* RECORDED DATA
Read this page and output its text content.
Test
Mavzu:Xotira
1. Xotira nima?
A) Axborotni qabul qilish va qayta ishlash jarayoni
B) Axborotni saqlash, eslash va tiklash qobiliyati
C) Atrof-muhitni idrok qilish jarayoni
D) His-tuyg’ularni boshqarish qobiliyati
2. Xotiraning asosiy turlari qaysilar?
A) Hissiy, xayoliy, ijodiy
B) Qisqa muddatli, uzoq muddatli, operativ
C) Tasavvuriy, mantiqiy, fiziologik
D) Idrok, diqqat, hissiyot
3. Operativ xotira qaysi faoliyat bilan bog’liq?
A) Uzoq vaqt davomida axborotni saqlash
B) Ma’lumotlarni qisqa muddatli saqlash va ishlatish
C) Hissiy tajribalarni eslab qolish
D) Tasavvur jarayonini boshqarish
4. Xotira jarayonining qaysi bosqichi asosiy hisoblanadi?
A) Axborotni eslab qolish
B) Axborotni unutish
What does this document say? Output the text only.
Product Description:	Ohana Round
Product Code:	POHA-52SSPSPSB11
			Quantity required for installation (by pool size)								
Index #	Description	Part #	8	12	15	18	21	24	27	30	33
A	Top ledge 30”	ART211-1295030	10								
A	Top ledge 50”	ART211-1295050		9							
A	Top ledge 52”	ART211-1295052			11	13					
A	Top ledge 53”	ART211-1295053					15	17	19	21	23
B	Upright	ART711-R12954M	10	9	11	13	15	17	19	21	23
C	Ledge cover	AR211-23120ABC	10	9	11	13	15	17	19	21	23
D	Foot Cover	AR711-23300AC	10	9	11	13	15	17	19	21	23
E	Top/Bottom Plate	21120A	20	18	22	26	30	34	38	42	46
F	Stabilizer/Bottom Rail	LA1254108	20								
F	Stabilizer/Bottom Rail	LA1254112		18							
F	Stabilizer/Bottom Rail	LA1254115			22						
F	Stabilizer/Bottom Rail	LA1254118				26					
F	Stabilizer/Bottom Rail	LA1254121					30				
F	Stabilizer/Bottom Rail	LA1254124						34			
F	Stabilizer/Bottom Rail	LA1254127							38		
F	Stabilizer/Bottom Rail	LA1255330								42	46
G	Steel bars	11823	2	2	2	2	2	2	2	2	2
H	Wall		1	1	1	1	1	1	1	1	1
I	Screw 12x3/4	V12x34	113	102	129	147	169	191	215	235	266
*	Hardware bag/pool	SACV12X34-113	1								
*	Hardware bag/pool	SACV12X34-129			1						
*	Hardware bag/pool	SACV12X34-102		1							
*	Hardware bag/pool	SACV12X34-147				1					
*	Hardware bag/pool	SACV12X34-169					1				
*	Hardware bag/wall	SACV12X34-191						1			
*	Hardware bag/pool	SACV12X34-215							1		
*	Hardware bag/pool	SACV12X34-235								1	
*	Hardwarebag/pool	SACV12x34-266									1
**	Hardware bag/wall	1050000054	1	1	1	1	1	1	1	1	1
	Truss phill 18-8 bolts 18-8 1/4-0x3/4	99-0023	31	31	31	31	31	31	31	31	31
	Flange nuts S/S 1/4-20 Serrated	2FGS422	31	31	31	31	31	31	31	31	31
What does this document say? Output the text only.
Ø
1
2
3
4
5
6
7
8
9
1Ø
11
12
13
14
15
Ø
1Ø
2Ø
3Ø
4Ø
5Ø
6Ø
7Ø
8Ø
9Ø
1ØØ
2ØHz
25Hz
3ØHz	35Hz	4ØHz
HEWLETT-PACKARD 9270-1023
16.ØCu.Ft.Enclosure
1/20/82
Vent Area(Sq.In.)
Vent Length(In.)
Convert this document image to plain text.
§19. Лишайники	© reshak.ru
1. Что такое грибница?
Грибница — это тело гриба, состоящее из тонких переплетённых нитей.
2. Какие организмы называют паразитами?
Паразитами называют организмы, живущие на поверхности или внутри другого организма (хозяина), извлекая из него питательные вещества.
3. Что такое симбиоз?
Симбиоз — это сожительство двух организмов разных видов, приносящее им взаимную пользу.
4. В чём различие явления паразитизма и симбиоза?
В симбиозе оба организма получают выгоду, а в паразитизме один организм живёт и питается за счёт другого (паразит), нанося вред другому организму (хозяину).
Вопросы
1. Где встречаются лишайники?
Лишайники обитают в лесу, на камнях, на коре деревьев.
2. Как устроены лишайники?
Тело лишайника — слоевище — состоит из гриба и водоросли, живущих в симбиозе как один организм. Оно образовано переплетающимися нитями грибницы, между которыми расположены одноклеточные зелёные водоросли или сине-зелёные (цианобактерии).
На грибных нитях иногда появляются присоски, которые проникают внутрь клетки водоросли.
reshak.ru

* TASK PROMPT
Only the number is wanted: how many lines of the data contain the word "qobiliyati"?

* FINAL RESULT
2